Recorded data
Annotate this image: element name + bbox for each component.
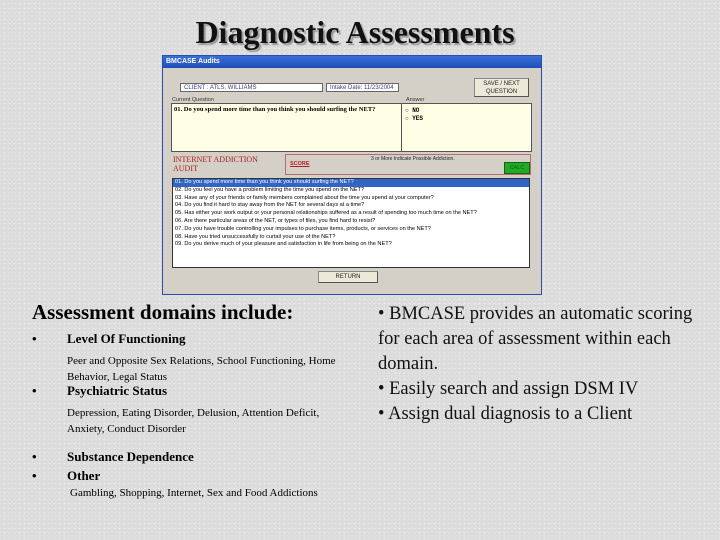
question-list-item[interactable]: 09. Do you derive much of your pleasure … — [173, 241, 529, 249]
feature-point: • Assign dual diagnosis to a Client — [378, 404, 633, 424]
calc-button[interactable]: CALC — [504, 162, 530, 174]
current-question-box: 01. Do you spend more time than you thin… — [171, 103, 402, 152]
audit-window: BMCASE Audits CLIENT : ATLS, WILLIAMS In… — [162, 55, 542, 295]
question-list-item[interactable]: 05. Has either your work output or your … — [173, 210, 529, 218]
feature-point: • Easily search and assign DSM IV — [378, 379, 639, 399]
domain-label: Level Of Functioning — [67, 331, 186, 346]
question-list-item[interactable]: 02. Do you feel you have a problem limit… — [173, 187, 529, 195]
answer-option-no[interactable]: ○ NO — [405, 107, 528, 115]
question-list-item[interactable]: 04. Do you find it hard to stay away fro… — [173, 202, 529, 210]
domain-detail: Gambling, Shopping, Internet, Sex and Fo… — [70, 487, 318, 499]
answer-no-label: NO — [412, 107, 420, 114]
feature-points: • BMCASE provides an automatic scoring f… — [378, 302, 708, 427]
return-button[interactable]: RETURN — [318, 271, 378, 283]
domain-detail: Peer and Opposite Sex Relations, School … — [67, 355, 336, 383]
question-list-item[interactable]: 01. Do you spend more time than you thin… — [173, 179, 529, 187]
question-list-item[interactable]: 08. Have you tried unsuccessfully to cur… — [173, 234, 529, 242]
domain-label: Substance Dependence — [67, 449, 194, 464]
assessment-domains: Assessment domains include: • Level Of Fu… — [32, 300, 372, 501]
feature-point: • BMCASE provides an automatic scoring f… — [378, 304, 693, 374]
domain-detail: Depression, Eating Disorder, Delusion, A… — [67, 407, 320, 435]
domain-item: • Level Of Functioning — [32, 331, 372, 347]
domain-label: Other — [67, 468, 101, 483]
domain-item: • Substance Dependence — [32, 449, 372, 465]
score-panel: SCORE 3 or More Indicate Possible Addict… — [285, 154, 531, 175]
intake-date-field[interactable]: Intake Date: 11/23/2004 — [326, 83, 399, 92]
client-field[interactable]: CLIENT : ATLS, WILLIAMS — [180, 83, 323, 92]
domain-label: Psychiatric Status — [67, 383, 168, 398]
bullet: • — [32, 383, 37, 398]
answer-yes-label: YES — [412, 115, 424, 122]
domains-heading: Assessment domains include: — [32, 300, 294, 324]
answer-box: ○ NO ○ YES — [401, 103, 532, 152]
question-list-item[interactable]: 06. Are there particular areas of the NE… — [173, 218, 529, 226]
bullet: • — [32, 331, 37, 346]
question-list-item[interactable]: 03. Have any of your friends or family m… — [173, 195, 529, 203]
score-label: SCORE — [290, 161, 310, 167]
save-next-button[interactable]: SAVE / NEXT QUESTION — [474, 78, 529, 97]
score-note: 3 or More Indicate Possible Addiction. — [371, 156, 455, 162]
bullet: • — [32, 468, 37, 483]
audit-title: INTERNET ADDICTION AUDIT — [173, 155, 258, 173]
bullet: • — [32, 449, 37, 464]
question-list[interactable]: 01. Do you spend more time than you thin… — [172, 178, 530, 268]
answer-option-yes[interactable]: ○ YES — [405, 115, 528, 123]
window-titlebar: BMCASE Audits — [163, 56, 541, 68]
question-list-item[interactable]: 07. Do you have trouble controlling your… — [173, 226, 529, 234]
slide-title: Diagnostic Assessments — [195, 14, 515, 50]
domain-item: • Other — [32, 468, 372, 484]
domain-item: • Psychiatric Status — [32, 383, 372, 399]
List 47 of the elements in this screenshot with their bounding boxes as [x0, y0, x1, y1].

...

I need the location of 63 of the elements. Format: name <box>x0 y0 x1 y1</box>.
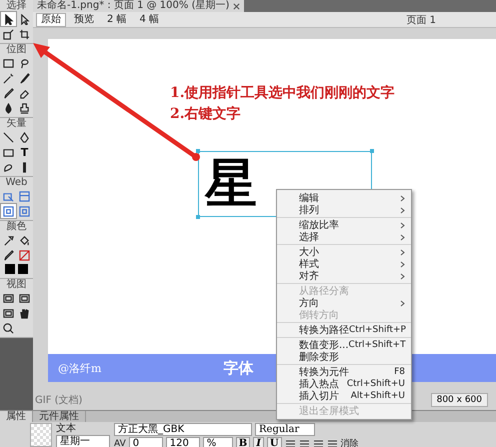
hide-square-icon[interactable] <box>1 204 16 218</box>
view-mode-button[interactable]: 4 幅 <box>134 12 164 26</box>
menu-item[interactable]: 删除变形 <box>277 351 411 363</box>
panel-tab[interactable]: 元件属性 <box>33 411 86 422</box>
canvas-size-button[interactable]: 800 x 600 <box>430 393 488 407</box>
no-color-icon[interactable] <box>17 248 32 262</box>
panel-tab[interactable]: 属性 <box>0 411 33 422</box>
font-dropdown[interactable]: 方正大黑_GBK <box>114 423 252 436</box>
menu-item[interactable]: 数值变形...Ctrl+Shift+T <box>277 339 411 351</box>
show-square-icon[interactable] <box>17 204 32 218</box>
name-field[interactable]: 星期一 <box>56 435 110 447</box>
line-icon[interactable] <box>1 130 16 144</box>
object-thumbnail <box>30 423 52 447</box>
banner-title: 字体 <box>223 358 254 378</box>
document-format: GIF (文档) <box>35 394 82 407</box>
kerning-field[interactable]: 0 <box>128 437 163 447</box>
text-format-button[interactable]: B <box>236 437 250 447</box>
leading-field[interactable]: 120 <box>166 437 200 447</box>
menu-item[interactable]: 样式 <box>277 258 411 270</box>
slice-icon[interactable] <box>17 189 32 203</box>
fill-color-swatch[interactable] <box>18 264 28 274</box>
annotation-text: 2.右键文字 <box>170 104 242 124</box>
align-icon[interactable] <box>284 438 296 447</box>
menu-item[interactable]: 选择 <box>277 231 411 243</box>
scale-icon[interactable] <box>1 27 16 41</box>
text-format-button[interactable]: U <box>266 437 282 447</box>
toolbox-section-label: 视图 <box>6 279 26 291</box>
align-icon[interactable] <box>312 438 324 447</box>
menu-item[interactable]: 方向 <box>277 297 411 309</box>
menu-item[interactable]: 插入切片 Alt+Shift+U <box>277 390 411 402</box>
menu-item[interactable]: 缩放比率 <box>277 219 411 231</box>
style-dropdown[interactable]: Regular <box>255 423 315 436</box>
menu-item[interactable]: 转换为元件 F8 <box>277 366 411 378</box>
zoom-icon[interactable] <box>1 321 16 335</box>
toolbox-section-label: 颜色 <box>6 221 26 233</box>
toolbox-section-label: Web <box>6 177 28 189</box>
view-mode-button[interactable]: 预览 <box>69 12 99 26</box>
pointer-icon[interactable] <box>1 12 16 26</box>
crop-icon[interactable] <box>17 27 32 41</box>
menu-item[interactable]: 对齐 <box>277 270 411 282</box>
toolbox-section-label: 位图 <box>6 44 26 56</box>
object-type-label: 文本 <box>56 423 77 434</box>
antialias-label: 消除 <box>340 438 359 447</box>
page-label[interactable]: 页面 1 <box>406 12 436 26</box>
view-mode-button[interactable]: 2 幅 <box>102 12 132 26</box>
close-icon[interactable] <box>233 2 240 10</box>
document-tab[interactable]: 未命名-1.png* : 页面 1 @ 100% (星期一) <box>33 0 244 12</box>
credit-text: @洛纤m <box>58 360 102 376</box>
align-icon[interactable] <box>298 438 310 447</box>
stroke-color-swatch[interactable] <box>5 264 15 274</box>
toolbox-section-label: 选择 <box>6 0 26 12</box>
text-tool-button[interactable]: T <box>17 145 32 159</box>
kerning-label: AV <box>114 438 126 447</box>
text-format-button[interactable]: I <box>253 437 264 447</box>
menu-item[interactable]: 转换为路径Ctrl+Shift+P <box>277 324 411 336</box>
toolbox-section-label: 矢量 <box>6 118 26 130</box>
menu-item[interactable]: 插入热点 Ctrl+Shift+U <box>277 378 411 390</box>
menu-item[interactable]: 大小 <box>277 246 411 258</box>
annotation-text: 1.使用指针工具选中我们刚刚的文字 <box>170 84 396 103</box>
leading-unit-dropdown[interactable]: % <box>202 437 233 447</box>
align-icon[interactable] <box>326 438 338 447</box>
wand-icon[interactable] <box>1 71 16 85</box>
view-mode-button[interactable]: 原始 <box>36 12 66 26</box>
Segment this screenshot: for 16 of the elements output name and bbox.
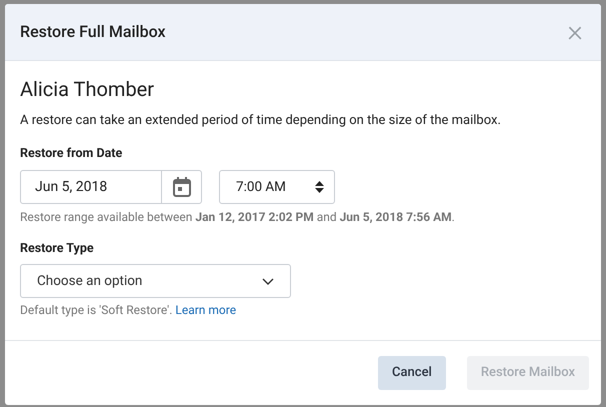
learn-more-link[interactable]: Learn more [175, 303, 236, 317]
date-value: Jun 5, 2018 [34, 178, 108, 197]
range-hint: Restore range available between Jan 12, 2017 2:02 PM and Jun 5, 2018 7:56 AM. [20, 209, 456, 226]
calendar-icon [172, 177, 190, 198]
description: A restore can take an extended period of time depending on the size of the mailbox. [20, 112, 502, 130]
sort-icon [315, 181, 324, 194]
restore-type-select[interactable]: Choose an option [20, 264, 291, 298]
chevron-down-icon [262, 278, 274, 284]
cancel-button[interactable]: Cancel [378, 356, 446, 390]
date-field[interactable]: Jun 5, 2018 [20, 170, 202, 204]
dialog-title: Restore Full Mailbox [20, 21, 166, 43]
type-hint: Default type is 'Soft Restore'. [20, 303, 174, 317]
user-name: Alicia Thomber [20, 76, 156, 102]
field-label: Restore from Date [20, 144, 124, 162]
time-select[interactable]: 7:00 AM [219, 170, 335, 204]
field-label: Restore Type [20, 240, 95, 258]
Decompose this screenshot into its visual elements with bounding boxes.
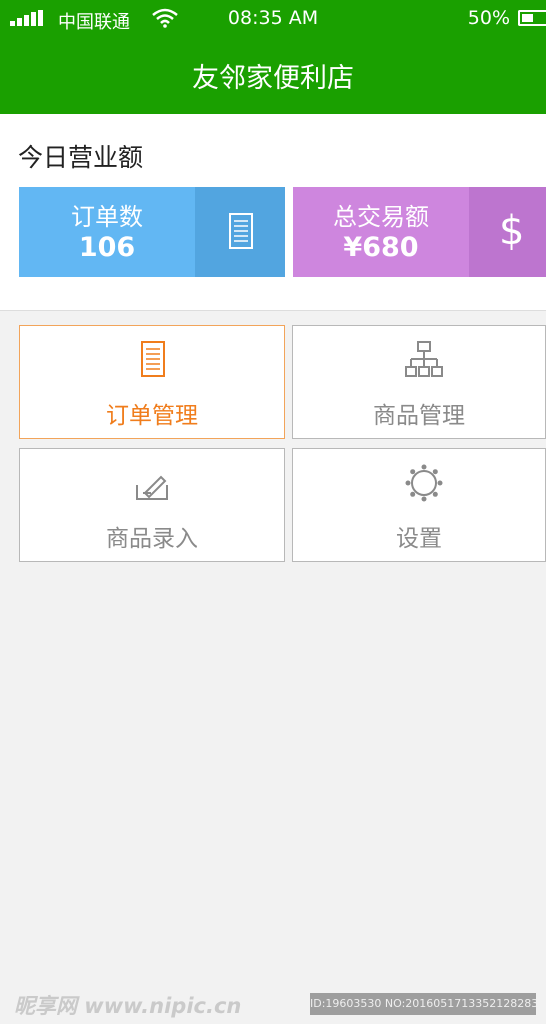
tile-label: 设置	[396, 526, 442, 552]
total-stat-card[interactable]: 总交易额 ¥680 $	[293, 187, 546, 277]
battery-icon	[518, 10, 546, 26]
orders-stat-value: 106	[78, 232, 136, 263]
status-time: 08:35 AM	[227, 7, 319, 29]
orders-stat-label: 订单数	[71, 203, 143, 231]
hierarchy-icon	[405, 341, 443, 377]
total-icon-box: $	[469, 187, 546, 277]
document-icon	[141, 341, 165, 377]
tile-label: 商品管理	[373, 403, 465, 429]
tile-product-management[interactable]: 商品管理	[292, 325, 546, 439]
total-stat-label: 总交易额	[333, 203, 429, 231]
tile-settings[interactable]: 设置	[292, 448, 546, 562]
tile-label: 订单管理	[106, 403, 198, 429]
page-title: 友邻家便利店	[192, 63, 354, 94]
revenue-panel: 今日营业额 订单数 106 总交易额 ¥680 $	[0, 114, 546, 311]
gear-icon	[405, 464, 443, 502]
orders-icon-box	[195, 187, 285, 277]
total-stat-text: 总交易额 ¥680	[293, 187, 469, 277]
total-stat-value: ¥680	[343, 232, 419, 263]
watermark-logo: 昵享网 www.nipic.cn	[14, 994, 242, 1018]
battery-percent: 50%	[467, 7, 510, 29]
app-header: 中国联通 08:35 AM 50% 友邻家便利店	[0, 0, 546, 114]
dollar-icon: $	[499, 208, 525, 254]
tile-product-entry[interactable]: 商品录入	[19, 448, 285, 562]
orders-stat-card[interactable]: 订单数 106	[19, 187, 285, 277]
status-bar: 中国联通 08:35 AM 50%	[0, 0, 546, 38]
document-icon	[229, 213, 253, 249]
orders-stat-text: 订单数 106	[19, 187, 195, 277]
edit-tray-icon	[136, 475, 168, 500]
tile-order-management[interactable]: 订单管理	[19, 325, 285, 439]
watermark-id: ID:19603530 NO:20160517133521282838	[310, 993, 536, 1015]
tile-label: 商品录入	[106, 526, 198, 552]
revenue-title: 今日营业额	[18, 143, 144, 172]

TASK DETAILS
Begin at the line that has "learn-more-link[interactable]: Learn more" and stop after the line that has "calendar-icon [172, 177, 190, 198]". Turn those lines into a Markdown table with the columns Row and Line, numbering each row and leaving out any blank lines.

PROBLEM SOLUTION
| Row | Line |
|---|---|
| 1 | learn-more-link[interactable]: Learn more [175, 303, 236, 317] |
| 2 | date-value: Jun 5, 2018 [34, 178, 108, 197] |
| 3 | range-hint: Restore range available between Jan 12, 2017 2:02 PM and Jun 5, 2018 7:56 AM. [20, 209, 456, 226] |
| 4 | calendar-icon [172, 177, 190, 198] |